EXERCISE AIM
Print the data that follows exactly.

WORKING DATA
+++++

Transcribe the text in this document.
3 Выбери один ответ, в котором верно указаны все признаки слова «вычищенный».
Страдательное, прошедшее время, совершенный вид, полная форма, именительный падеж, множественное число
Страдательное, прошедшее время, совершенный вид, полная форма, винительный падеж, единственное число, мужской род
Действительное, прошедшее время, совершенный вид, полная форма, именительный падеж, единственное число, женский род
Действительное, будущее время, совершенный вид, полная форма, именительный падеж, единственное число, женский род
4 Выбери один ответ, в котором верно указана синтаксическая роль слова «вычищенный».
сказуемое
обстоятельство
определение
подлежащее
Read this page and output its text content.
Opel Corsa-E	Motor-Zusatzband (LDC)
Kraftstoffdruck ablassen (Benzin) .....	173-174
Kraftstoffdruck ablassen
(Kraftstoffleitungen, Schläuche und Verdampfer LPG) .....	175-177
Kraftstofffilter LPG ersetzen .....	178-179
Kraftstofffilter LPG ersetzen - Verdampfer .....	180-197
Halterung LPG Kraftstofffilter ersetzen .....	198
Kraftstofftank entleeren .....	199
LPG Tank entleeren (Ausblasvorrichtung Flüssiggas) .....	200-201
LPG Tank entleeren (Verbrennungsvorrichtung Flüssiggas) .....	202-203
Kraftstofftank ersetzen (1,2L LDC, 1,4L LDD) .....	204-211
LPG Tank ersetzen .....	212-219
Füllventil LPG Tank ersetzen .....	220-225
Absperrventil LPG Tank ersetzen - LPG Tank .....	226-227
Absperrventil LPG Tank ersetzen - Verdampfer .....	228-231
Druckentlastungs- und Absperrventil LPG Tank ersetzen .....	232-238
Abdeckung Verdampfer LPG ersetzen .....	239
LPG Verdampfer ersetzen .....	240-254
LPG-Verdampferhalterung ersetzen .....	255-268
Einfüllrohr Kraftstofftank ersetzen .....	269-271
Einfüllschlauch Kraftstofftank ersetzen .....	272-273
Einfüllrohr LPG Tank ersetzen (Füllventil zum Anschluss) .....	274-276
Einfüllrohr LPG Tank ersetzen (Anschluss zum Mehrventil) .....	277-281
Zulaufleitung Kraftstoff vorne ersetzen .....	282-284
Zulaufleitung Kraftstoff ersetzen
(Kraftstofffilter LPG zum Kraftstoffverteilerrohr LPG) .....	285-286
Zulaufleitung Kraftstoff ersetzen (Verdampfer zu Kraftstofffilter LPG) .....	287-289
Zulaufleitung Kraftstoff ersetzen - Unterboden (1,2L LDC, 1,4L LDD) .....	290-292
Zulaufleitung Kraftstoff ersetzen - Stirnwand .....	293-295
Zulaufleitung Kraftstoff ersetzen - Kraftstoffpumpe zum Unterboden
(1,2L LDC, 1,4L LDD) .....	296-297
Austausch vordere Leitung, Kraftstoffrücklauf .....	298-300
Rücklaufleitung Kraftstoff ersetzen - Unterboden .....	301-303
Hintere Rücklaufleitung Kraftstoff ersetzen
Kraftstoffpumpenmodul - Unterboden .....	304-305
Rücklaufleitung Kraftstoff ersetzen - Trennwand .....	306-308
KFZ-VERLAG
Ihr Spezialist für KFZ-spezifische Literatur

+++++

SOLUTION TO THE PROBLEM
Transcribe the text in this document.
3 Выбери один ответ, в котором верно указаны все признаки слова «вычищенный».
Страдательное, прошедшее время, совершенный вид, полная форма, именительный падеж, множественное число
Страдательное, прошедшее время, совершенный вид, полная форма, винительный падеж, единственное число, мужской род
Действительное, прошедшее время, совершенный вид, полная форма, именительный падеж, единственное число, женский род
Действительное, будущее время, совершенный вид, полная форма, именительный падеж, единственное число, женский род
4 Выбери один ответ, в котором верно указана синтаксическая роль слова «вычищенный».
сказуемое
обстоятельство
определение
подлежащее
Read this page and output its text content.
Opel Corsa-E	Motor-Zusatzband (LDC)
Kraftstoffdruck ablassen (Benzin) .....	173-174
Kraftstoffdruck ablassen
(Kraftstoffleitungen, Schläuche und Verdampfer LPG) .....	175-177
Kraftstofffilter LPG ersetzen .....	178-179
Kraftstofffilter LPG ersetzen - Verdampfer .....	180-197
Halterung LPG Kraftstofffilter ersetzen .....	198
Kraftstofftank entleeren .....	199
LPG Tank entleeren (Ausblasvorrichtung Flüssiggas) .....	200-201
LPG Tank entleeren (Verbrennungsvorrichtung Flüssiggas) .....	202-203
Kraftstofftank ersetzen (1,2L LDC, 1,4L LDD) .....	204-211
LPG Tank ersetzen .....	212-219
Füllventil LPG Tank ersetzen .....	220-225
Absperrventil LPG Tank ersetzen - LPG Tank .....	226-227
Absperrventil LPG Tank ersetzen - Verdampfer .....	228-231
Druckentlastungs- und Absperrventil LPG Tank ersetzen .....	232-238
Abdeckung Verdampfer LPG ersetzen .....	239
LPG Verdampfer ersetzen .....	240-254
LPG-Verdampferhalterung ersetzen .....	255-268
Einfüllrohr Kraftstofftank ersetzen .....	269-271
Einfüllschlauch Kraftstofftank ersetzen .....	272-273
Einfüllrohr LPG Tank ersetzen (Füllventil zum Anschluss) .....	274-276
Einfüllrohr LPG Tank ersetzen (Anschluss zum Mehrventil) .....	277-281
Zulaufleitung Kraftstoff vorne ersetzen .....	282-284
Zulaufleitung Kraftstoff ersetzen
(Kraftstofffilter LPG zum Kraftstoffverteilerrohr LPG) .....	285-286
Zulaufleitung Kraftstoff ersetzen (Verdampfer zu Kraftstofffilter LPG) .....	287-289
Zulaufleitung Kraftstoff ersetzen - Unterboden (1,2L LDC, 1,4L LDD) .....	290-292
Zulaufleitung Kraftstoff ersetzen - Stirnwand .....	293-295
Zulaufleitung Kraftstoff ersetzen - Kraftstoffpumpe zum Unterboden
(1,2L LDC, 1,4L LDD) .....	296-297
Austausch vordere Leitung, Kraftstoffrücklauf .....	298-300
Rücklaufleitung Kraftstoff ersetzen - Unterboden .....	301-303
Hintere Rücklaufleitung Kraftstoff ersetzen
Kraftstoffpumpenmodul - Unterboden .....	304-305
Rücklaufleitung Kraftstoff ersetzen - Trennwand .....	306-308
KFZ-VERLAG
Ihr Spezialist für KFZ-spezifische Literatur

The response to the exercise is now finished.